== Instructions for the task ==
Every record below should be printed exactly as given.

== Stored records ==

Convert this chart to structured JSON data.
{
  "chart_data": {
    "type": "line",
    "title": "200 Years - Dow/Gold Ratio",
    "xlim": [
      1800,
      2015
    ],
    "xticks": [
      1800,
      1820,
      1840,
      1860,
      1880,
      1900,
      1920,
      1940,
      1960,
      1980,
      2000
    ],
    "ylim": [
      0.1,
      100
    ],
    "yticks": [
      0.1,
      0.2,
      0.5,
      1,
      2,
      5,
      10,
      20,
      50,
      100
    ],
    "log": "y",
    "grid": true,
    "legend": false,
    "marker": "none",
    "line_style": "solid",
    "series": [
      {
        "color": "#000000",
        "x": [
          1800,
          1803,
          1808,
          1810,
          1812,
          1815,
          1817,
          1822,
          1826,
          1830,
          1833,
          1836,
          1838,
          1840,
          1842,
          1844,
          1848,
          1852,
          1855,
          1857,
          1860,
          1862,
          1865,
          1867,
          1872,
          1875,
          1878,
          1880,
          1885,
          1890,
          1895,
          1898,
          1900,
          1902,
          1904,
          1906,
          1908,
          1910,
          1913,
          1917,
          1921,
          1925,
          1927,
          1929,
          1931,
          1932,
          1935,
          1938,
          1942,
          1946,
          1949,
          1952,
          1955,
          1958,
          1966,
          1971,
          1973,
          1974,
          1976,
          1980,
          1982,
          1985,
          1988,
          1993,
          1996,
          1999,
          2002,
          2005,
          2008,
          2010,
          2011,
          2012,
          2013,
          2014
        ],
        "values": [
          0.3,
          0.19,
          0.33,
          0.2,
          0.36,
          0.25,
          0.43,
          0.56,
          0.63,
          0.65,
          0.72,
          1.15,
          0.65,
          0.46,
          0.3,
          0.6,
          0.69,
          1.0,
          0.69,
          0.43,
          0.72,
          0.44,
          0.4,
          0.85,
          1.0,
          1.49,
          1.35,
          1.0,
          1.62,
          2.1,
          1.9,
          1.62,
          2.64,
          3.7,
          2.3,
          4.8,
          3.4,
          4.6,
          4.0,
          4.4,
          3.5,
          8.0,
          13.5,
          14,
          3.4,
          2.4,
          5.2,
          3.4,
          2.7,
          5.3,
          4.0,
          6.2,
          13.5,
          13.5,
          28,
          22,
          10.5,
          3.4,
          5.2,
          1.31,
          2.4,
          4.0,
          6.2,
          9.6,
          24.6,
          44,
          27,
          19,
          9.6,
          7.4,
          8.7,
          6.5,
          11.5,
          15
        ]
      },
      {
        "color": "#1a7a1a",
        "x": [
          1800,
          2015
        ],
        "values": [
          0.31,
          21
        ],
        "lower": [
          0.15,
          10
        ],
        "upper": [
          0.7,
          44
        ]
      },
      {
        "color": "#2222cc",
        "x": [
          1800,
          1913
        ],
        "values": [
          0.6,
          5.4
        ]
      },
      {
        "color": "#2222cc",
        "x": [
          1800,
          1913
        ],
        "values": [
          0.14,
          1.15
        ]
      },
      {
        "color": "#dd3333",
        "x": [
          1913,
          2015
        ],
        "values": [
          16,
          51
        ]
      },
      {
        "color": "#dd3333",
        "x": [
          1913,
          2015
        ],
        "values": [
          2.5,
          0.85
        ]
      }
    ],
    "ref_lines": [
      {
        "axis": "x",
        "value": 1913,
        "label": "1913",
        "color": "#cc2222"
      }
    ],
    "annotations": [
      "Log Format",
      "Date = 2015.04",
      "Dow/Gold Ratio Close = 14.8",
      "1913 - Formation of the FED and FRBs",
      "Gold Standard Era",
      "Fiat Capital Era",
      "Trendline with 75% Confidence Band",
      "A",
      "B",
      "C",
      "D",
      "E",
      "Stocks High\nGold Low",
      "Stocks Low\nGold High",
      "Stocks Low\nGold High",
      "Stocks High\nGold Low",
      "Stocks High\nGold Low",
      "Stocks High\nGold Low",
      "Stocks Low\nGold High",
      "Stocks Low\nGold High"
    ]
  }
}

== Task response ==
Convert this chart to structured JSON data.
{
  "chart_data": {
    "type": "line",
    "title": "200 Years - Dow/Gold Ratio",
    "xlim": [
      1800,
      2015
    ],
    "xticks": [
      1800,
      1820,
      1840,
      1860,
      1880,
      1900,
      1920,
      1940,
      1960,
      1980,
      2000
    ],
    "ylim": [
      0.1,
      100
    ],
    "yticks": [
      0.1,
      0.2,
      0.5,
      1,
      2,
      5,
      10,
      20,
      50,
      100
    ],
    "log": "y",
    "grid": true,
    "legend": false,
    "marker": "none",
    "line_style": "solid",
    "series": [
      {
        "color": "#000000",
        "x": [
          1800,
          1803,
          1808,
          1810,
          1812,
          1815,
          1817,
          1822,
          1826,
          1830,
          1833,
          1836,
          1838,
          1840,
          1842,
          1844,
          1848,
          1852,
          1855,
          1857,
          1860,
          1862,
          1865,
          1867,
          1872,
          1875,
          1878,
          1880,
          1885,
          1890,
          1895,
          1898,
          1900,
          1902,
          1904,
          1906,
          1908,
          1910,
          1913,
          1917,
          1921,
          1925,
          1927,
          1929,
          1931,
          1932,
          1935,
          1938,
          1942,
          1946,
          1949,
          1952,
          1955,
          1958,
          1966,
          1971,
          1973,
          1974,
          1976,
          1980,
          1982,
          1985,
          1988,
          1993,
          1996,
          1999,
          2002,
          2005,
          2008,
          2010,
          2011,
          2012,
          2013,
          2014
        ],
        "values": [
          0.3,
          0.19,
          0.33,
          0.2,
          0.36,
          0.25,
          0.43,
          0.56,
          0.63,
          0.65,
          0.72,
          1.15,
          0.65,
          0.46,
          0.3,
          0.6,
          0.69,
          1.0,
          0.69,
          0.43,
          0.72,
          0.44,
          0.4,
          0.85,
          1.0,
          1.49,
          1.35,
          1.0,
          1.62,
          2.1,
          1.9,
          1.62,
          2.64,
          3.7,
          2.3,
          4.8,
          3.4,
          4.6,
          4.0,
          4.4,
          3.5,
          8.0,
          13.5,
          14,
          3.4,
          2.4,
          5.2,
          3.4,
          2.7,
          5.3,
          4.0,
          6.2,
          13.5,
          13.5,
          28,
          22,
          10.5,
          3.4,
          5.2,
          1.31,
          2.4,
          4.0,
          6.2,
          9.6,
          24.6,
          44,
          27,
          19,
          9.6,
          7.4,
          8.7,
          6.5,
          11.5,
          15
        ]
      },
      {
        "color": "#1a7a1a",
        "x": [
          1800,
          2015
        ],
        "values": [
          0.31,
          21
        ],
        "lower": [
          0.15,
          10
        ],
        "upper": [
          0.7,
          44
        ]
      },
      {
        "color": "#2222cc",
        "x": [
          1800,
          1913
        ],
        "values": [
          0.6,
          5.4
        ]
      },
      {
        "color": "#2222cc",
        "x": [
          1800,
          1913
        ],
        "values": [
          0.14,
          1.15
        ]
      },
      {
        "color": "#dd3333",
        "x": [
          1913,
          2015
        ],
        "values": [
          16,
          51
        ]
      },
      {
        "color": "#dd3333",
        "x": [
          1913,
          2015
        ],
        "values": [
          2.5,
          0.85
        ]
      }
    ],
    "ref_lines": [
      {
        "axis": "x",
        "value": 1913,
        "label": "1913",
        "color": "#cc2222"
      }
    ],
    "annotations": [
      "Log Format",
      "Date = 2015.04",
      "Dow/Gold Ratio Close = 14.8",
      "1913 - Formation of the FED and FRBs",
      "Gold Standard Era",
      "Fiat Capital Era",
      "Trendline with 75% Confidence Band",
      "A",
      "B",
      "C",
      "D",
      "E",
      "Stocks High\nGold Low",
      "Stocks Low\nGold High",
      "Stocks Low\nGold High",
      "Stocks High\nGold Low",
      "Stocks High\nGold Low",
      "Stocks High\nGold Low",
      "Stocks Low\nGold High",
      "Stocks Low\nGold High"
    ]
  }
}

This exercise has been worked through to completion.